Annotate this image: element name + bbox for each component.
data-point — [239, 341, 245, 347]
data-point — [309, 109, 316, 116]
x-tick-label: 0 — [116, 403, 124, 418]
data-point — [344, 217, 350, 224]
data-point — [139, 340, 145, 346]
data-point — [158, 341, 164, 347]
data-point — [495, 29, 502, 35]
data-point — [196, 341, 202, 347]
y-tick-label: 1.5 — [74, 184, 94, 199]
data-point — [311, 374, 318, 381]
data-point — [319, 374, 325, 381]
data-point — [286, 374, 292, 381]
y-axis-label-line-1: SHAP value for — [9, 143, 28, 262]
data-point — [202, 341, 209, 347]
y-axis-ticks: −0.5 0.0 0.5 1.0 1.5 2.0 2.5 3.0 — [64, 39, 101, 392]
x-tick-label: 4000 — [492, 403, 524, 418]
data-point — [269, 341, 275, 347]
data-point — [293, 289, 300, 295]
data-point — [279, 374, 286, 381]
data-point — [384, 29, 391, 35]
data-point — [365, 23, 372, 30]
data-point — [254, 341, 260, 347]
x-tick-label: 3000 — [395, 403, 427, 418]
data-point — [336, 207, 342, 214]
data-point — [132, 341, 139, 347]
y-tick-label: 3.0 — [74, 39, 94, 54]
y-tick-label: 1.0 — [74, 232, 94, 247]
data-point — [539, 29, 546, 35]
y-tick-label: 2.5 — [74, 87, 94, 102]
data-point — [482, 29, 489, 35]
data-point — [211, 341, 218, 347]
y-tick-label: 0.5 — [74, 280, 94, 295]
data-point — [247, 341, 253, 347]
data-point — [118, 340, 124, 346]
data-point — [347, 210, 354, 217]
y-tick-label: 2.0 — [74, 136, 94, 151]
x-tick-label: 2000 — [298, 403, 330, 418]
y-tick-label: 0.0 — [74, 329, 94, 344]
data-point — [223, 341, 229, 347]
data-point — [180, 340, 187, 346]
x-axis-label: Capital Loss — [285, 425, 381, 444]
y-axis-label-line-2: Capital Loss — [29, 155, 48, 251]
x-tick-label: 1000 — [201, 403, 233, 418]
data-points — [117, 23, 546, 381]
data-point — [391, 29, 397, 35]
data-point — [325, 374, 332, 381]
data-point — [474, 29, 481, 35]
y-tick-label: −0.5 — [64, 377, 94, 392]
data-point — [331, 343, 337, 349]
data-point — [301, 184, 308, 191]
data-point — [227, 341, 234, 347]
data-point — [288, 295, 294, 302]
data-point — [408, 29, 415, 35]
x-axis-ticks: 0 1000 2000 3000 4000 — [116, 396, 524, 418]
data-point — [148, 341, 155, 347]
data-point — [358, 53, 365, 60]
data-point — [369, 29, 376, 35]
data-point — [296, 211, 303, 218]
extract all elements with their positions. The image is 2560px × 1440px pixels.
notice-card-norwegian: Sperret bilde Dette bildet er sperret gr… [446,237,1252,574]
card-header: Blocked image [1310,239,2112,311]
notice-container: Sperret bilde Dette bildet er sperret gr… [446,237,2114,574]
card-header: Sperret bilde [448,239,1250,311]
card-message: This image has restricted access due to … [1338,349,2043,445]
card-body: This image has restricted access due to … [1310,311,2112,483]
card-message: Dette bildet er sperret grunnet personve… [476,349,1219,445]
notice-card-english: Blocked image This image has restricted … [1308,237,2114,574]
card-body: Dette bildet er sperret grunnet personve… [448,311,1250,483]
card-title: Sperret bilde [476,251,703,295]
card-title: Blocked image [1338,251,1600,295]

* [EXERCISE PROMPT]: Put every line of the rows above into a JSON list of strings, one string per line, leaving out blank lines.

* [TASK SOLUTION]:
[
  "Annotate this image: element name + bbox for each component.",
  "data-point — [239, 341, 245, 347]",
  "data-point — [309, 109, 316, 116]",
  "x-tick-label: 0 — [116, 403, 124, 418]",
  "data-point — [344, 217, 350, 224]",
  "data-point — [139, 340, 145, 346]",
  "data-point — [158, 341, 164, 347]",
  "data-point — [495, 29, 502, 35]",
  "data-point — [196, 341, 202, 347]",
  "y-tick-label: 1.5 — [74, 184, 94, 199]",
  "data-point — [311, 374, 318, 381]",
  "data-point — [319, 374, 325, 381]",
  "data-point — [286, 374, 292, 381]",
  "y-axis-label-line-1: SHAP value for — [9, 143, 28, 262]",
  "data-point — [202, 341, 209, 347]",
  "y-axis-ticks: −0.5 0.0 0.5 1.0 1.5 2.0 2.5 3.0 — [64, 39, 101, 392]",
  "x-tick-label: 4000 — [492, 403, 524, 418]",
  "data-point — [269, 341, 275, 347]",
  "data-point — [293, 289, 300, 295]",
  "data-point — [279, 374, 286, 381]",
  "data-point — [384, 29, 391, 35]",
  "data-point — [365, 23, 372, 30]",
  "data-point — [254, 341, 260, 347]",
  "x-tick-label: 3000 — [395, 403, 427, 418]",
  "data-point — [336, 207, 342, 214]",
  "data-point — [132, 341, 139, 347]",
  "y-tick-label: 3.0 — [74, 39, 94, 54]",
  "y-tick-label: 1.0 — [74, 232, 94, 247]",
  "data-point — [539, 29, 546, 35]",
  "y-tick-label: 2.5 — [74, 87, 94, 102]",
  "data-point — [482, 29, 489, 35]",
  "data-point — [211, 341, 218, 347]",
  "y-tick-label: 0.5 — [74, 280, 94, 295]",
  "data-point — [247, 341, 253, 347]",
  "data-point — [118, 340, 124, 346]",
  "data-point — [347, 210, 354, 217]",
  "y-tick-label: 2.0 — [74, 136, 94, 151]",
  "x-tick-label: 2000 — [298, 403, 330, 418]",
  "y-tick-label: 0.0 — [74, 329, 94, 344]",
  "data-point — [223, 341, 229, 347]",
  "data-point — [180, 340, 187, 346]",
  "x-axis-label: Capital Loss — [285, 425, 381, 444]",
  "y-axis-label-line-2: Capital Loss — [29, 155, 48, 251]",
  "x-tick-label: 1000 — [201, 403, 233, 418]",
  "data-points — [117, 23, 546, 381]",
  "data-point — [391, 29, 397, 35]",
  "data-point — [325, 374, 332, 381]",
  "data-point — [474, 29, 481, 35]",
  "y-tick-label: −0.5 — [64, 377, 94, 392]",
  "data-point — [331, 343, 337, 349]",
  "data-point — [301, 184, 308, 191]",
  "data-point — [227, 341, 234, 347]",
  "data-point — [288, 295, 294, 302]",
  "data-point — [408, 29, 415, 35]",
  "x-axis-ticks: 0 1000 2000 3000 4000 — [116, 396, 524, 418]",
  "data-point — [148, 341, 155, 347]",
  "data-point — [358, 53, 365, 60]",
  "data-point — [369, 29, 376, 35]",
  "data-point — [296, 211, 303, 218]",
  "extract all elements with their positions. The image is 2560px × 1440px pixels.",
  "notice-card-norwegian: Sperret bilde Dette bildet er sperret gr… [446,237,1252,574]",
  "card-header: Blocked image [1310,239,2112,311]",
  "notice-container: Sperret bilde Dette bildet er sperret gr… [446,237,2114,574]",
  "card-header: Sperret bilde [448,239,1250,311]",
  "card-message: This image has restricted access due to … [1338,349,2043,445]",
  "card-body: This image has restricted access due to … [1310,311,2112,483]",
  "card-message: Dette bildet er sperret grunnet personve… [476,349,1219,445]",
  "notice-card-english: Blocked image This image has restricted … [1308,237,2114,574]",
  "card-body: Dette bildet er sperret grunnet personve… [448,311,1250,483]",
  "card-title: Sperret bilde [476,251,703,295]",
  "card-title: Blocked image [1338,251,1600,295]"
]